▸ **Questions to answer**
1: Reproduce the passage of the medic school thread from "So anyhow, I'm" up to and including "curt (Apr 6, 2009)".
2: In the medic school thread, how long does the course at the local hospital take?

▸ **Text excerpt**
========
# Medic school



## Shishkabob (Apr 6, 2009)

So, trying to decide on medic schools right now, and want some opinions.  My money is on "Apply to traditional school and take medical classes until accepted" will be the primary answer.


Anyhow;

I have a few choices in medic schools.

I can do the traditional CC type that takes ~18 months.  Not a guaranteed acceptance, but I could always take A&P and med term and stuff like that.

I can do a private EMT training facility that takes 11 months.  The one I've been reading up on has actually been recommended to me by many-a-medic as being a good place to go, and actually has a decent grad rate as well.

Or I can do a 6 month course at a local hospital, from 8-3 everyday.  They have one of the highest pass rates in the state.



But there are downsides to each.

If I do traditional, it could be a year even before I get accepted, plus another 18 months of actual schooling.  A LOT can change in those 18-30 months, injury, illness, family moving, stuff like that.  But on the flip side, solid education, better base, and more comprehension.  I went to one of these schools for my EMT and they didn't teach the NREMT-- they taught what you needed to know to help people.


If I do the 11 month, it might be what some consider a medic mill.  I get very good recommendations to that location, and it's the same cost as the traditional CC type.  On the flip side, I don't want to be taught the test.


If I do the 6 month, they make you go to an A&P class for paramedics.  It's shorter, so if I _DO_ fail, it won't be a huge setback on time.  They are also highly recommended and have a good pass rate.  But, on the other hand, I don't feel comfortable being rushed through in 6 months what others do in a year.  I want a bit more time to comprehend what is being taught.




So, time wise, the 11 month is perfect.  But education wise, the traditional is better if I'm not accepted right away, but like I said, a LOT can change in 18-30 months.  I can even take A&P this coming semester and still possibly make it to the fall medic class.





So anyhow, I'm sure I'll get told to do the traditional school after taking A&P and other medical classes, but I thought I'd throw it out there anyhow for any dissenting opinions.  
What kind did you go to?  
Would you recommend it?  
Why/why not? 

 Keep it professional too, please.


----------



## curt (Apr 6, 2009)

Linuss said:


> *really big quote*



 Starting this Wednesday, I'm attending a 12-month course for Paramedic, 2 to 3 days a week, 0900 to 1630. I know the instructor I'm with, he's a great guy, knows his stuff, teaches it good (both the real stuff and the pass-the-test stuff) and if I remember right, he's been statewide instructor of the year two or three times and was once nominated for region. Maybe you should look into the instructors?


----------



## reaper (Apr 6, 2009)

Simple, the good one with the best education will most likely have a waiting list and you need to be accepted to it! (hint hint)
========
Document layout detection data
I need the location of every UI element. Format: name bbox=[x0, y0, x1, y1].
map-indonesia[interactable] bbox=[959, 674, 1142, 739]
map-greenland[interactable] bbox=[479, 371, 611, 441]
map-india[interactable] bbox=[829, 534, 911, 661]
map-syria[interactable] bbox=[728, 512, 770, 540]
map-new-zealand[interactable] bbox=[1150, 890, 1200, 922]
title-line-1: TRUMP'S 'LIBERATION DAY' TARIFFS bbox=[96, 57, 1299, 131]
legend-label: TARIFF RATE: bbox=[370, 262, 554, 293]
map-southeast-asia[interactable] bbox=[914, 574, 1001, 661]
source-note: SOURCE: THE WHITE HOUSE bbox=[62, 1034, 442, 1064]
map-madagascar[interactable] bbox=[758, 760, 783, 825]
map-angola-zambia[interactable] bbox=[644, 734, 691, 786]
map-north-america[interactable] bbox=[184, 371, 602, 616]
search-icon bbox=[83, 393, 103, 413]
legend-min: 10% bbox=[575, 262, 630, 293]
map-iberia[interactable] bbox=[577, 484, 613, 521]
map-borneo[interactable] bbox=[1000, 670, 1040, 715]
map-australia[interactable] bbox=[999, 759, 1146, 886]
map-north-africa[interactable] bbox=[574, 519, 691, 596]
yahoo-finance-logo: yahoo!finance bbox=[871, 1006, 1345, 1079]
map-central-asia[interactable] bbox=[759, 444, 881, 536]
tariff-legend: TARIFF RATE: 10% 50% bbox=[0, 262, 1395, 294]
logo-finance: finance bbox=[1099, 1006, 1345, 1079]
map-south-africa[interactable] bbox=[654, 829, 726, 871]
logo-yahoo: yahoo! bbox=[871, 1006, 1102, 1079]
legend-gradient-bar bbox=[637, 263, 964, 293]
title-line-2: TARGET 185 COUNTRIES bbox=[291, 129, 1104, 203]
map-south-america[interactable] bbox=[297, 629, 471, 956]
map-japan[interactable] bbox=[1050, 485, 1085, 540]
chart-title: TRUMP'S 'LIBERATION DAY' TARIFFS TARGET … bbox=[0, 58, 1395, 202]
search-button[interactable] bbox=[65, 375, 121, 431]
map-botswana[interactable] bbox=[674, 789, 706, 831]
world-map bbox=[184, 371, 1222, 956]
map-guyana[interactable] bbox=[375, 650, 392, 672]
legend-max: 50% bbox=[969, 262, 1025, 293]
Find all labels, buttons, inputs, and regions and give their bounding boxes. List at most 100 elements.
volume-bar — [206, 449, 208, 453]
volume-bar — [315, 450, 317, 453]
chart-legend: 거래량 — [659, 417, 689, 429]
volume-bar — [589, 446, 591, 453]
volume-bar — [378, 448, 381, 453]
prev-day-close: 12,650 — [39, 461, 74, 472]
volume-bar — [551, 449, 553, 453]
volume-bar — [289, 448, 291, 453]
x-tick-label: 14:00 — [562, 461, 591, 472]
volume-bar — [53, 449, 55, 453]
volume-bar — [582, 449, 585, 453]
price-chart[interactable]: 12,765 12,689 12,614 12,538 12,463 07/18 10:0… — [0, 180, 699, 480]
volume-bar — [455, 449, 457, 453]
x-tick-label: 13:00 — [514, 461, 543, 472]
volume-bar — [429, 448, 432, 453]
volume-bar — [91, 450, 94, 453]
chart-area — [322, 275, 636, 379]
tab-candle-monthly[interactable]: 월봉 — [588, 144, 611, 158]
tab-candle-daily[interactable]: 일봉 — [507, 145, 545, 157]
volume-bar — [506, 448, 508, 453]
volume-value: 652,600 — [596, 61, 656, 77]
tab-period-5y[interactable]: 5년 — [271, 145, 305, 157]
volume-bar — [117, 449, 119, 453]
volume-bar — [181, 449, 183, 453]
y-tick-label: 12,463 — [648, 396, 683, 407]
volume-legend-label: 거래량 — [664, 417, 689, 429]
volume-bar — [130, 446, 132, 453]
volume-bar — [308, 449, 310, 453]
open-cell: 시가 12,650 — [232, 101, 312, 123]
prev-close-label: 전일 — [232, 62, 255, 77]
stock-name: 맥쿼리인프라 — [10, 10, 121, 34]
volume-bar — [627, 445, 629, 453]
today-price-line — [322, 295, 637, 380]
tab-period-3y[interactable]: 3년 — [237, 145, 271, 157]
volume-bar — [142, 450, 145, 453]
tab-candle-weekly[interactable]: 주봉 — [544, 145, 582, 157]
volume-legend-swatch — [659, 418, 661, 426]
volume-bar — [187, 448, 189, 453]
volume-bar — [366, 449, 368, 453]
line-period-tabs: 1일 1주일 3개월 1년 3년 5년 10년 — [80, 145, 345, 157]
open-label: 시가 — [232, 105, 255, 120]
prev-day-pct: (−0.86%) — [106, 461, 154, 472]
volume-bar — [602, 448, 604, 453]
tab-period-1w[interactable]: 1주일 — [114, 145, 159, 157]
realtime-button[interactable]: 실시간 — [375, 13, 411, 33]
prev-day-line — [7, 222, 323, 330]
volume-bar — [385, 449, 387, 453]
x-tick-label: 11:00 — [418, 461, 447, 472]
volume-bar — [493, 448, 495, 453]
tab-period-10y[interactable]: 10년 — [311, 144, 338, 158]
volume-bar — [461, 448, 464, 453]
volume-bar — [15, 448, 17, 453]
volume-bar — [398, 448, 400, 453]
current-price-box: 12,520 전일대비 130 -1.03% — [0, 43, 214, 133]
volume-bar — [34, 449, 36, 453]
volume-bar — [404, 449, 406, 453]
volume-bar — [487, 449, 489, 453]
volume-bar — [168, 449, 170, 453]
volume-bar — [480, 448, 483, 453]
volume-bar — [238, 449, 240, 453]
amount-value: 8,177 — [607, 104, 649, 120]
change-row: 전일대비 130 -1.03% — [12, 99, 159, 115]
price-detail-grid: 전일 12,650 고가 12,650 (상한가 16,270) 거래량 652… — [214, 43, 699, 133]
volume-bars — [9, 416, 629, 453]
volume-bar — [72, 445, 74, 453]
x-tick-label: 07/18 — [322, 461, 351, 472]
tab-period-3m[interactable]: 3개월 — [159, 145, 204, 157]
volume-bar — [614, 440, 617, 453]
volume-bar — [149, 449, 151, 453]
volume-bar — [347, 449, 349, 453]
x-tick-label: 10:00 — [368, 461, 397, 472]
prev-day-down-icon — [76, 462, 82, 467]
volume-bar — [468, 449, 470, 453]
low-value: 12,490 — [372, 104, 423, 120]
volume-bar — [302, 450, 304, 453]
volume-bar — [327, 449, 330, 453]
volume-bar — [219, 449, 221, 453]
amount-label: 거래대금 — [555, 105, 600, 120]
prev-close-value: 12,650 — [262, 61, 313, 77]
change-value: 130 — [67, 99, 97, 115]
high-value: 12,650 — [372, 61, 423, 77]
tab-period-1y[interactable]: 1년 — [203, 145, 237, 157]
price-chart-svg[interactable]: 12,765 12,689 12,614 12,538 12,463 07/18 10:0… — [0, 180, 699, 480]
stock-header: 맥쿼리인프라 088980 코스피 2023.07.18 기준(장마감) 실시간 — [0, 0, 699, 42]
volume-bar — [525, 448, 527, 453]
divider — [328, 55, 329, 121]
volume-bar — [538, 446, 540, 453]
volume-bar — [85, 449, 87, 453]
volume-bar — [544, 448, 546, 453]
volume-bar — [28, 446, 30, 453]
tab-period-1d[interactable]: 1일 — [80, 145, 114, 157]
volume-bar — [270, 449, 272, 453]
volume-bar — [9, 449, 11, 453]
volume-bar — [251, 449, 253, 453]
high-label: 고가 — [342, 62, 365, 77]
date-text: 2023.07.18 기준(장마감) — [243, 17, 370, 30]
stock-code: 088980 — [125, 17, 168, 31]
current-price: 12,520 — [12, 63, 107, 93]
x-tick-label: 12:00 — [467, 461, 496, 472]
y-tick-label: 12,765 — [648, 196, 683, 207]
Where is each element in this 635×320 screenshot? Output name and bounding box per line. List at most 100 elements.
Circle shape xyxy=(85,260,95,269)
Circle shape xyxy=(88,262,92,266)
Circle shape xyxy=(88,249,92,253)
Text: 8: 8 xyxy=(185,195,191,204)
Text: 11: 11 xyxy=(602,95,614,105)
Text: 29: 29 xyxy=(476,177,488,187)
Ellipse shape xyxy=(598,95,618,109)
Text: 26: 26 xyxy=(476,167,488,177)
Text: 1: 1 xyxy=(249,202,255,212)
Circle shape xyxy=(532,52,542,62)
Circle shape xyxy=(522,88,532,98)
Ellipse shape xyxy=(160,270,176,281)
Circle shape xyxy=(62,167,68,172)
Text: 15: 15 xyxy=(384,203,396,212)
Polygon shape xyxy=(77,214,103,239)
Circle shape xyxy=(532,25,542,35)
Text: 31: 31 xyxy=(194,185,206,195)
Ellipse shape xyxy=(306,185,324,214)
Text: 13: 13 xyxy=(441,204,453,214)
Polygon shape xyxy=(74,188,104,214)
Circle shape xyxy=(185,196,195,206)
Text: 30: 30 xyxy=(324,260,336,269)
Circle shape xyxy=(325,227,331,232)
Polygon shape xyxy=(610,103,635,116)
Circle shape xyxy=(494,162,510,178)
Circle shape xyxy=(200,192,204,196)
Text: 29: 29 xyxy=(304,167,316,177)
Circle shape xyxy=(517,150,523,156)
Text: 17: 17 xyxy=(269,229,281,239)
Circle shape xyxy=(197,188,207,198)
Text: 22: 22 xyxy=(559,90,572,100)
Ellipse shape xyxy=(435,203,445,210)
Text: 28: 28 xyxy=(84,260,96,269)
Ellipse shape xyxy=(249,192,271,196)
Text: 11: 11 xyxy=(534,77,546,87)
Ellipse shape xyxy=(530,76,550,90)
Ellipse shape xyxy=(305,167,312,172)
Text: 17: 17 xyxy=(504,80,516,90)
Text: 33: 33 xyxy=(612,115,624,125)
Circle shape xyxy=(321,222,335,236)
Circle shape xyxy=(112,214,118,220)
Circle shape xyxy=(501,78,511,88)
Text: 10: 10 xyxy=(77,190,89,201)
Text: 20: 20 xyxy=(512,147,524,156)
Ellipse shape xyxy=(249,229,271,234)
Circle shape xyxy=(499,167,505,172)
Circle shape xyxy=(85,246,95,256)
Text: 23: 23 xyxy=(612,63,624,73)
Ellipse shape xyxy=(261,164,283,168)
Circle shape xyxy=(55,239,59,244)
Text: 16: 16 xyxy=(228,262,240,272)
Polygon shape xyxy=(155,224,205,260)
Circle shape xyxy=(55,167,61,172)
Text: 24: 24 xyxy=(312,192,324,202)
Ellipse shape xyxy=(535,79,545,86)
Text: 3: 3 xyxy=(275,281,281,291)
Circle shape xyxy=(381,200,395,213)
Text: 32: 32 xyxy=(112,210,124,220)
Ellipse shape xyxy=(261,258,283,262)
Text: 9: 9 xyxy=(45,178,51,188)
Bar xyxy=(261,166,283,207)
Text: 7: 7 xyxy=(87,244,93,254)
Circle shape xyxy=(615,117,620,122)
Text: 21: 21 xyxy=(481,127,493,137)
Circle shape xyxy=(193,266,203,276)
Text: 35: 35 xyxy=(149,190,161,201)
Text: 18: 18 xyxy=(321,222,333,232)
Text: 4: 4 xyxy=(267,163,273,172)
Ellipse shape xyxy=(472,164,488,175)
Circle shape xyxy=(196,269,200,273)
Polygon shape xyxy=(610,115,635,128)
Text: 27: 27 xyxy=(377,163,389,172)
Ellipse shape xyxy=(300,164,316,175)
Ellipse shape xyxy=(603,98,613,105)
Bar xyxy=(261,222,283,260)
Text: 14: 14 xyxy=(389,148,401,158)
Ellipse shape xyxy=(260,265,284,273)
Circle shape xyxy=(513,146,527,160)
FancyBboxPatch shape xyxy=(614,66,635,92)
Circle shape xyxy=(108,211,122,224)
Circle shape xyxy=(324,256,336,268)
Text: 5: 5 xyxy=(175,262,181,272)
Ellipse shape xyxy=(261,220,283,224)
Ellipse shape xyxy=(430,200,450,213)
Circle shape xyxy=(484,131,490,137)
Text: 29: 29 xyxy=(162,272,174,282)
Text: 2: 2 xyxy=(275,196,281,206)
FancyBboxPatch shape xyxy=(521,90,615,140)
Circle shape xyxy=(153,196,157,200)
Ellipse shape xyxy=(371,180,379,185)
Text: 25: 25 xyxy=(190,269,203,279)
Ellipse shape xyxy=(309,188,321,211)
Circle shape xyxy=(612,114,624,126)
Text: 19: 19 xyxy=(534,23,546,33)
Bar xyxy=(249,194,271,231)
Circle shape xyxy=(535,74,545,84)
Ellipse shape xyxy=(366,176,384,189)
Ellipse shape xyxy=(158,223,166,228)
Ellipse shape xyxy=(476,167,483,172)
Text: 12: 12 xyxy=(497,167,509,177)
========
▸ **Problem solutions**
1:
So anyhow, I'm sure I'll get told to do the traditional school after taking A&P and other medical classes, but I thought I'd throw it out there anyhow for any dissenting opinions.  
What kind did you go to?  
Would you recommend it?  
Why/why not? 

 Keep it professional too, please.


----------



## curt (Apr 6, 2009)

2: Six months, from 8 to 3 every day.